:: PASSAGE PROVIDED

Personal Blog

To The Man Who Told My Daughter To Keep Singing

Teen years are… rough. And you know what? I’m not even swimming in that pool yet! My daughter is technically 12 and won’t officially become a teen for another 6 weeks or so. I’m holding onto every last day of her tween life. It’s all going too quickly for my taste. So, honestly, I’m not rushing a single thing. Not one second of one day.

But I’m no fool. I know that the tween years and the teen years are the roughest ones yet for young women. Girls are unsure of who they are, who they want to become, who they should be friends with, how they feel about their bodies… and more. Moms, we all know that some of that never really goes away, right? I have a post in me about my lifelong struggles with body dysmorphia. I’m just not ready to write it… but it’s brewing.

Anyway, I know my little girl is feeling all those feelings even though she might not be talking about them with me. I know because I was her 20+ years ago to date. I hated my skin. I hated my size. I hated that my mother wouldn’t buy me Gap clothing even though everyone else was wearing the brand. And then once I finally got her to buy me a striped t-shirt from the store, I hated that all my friends stepped up their game and switched to Polo. I was never on top of the trend. I was always playing catch up.

And so, I started to get quieter. I started to retract. I didn’t want to be seen because I didn’t think that what I had was worthy of being shown.

I blended in elementary and middle school. Never stood up against the crowd. Never made waves. I watched and pined for what wasn’t mine. I traveled inside the crowds and tried to mimic the sounds of their footsteps – attempting so hard to keep up.

Does this sound familiar to you? Am I awakening any feelings? 7th grade was hard for me. I remember it vividly.

Yesterday, my daughter came home and told me about a conversation she had with her bus driver. She told me that he asked her why she stopped singing on the bus.

I didn’t realize she stopped. Natalie sings all day long. Morning, noon, and night. Just this morning, we were belting out the Frozen musical over cereal. It’s what she does. It’s who she is.  She is LOUD and CRAZY. She was born that way. A wild child to say the least. So, hearing that she “stopped” singing on the bus felt very much out of character.

I asked her to tell me how she responded.

Natalie said that she stopped because it annoyed some of the kids. They didn’t want to hear her sing. They found it irritating.

::::

WORK TO BE COMPLETED = Transcribe the portion of the blog post that opens with the words containing "I didn’t realize" and closes with "found it irritating.". The records originate from a source separate from the blog post.

:: DATA LISTING

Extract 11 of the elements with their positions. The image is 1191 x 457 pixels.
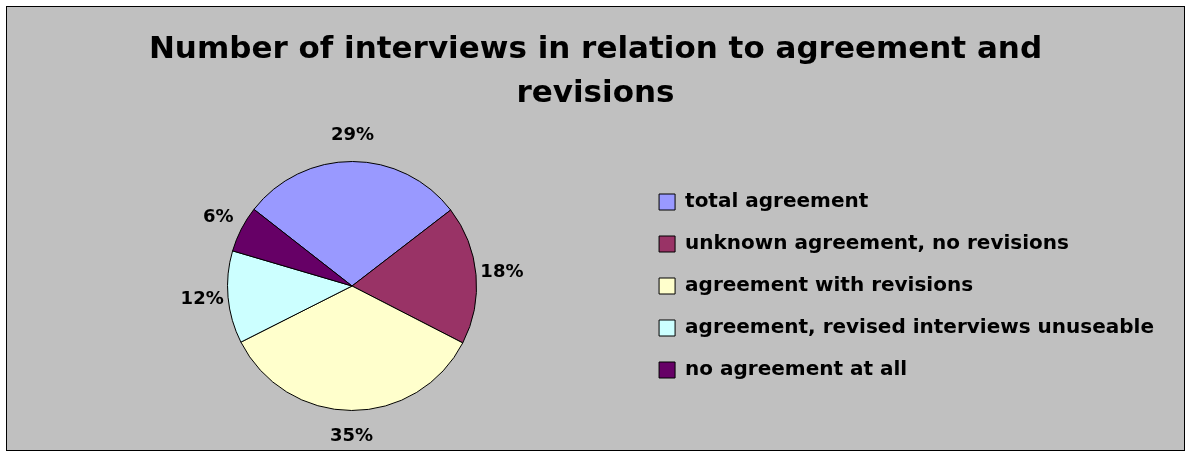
data-label: 35% xyxy=(329,424,374,446)
legend-label: agreement, revised interviews unuseable xyxy=(685,314,1154,339)
data-label: 29% xyxy=(331,123,375,145)
legend-label: agreement with revisions xyxy=(685,272,974,297)
legend-label: unknown agreement, no revisions xyxy=(685,230,1069,255)
chart-title: Number of interviews in relation to agreement and revisions xyxy=(147,28,1044,111)
legend-label: total agreement xyxy=(685,188,869,213)
data-label: 18% xyxy=(480,260,524,282)
data-label: 6% xyxy=(202,204,234,226)
data-label: 12% xyxy=(180,287,224,309)
legend-label: no agreement at all xyxy=(685,356,908,381)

::::

RESULT OF THE TASK =
I didn’t realize she stopped. Natalie sings all day long. Morning, noon, and night. Just this morning, we were belting out the Frozen musical over cereal. It’s what she does. It’s who she is.  She is LOUD and CRAZY. She was born that way. A wild child to say the least. So, hearing that she “stopped” singing on the bus felt very much out of character.

I asked her to tell me how she responded.

Natalie said that she stopped because it annoyed some of the kids. They didn’t want to hear her sing. They found it irritating.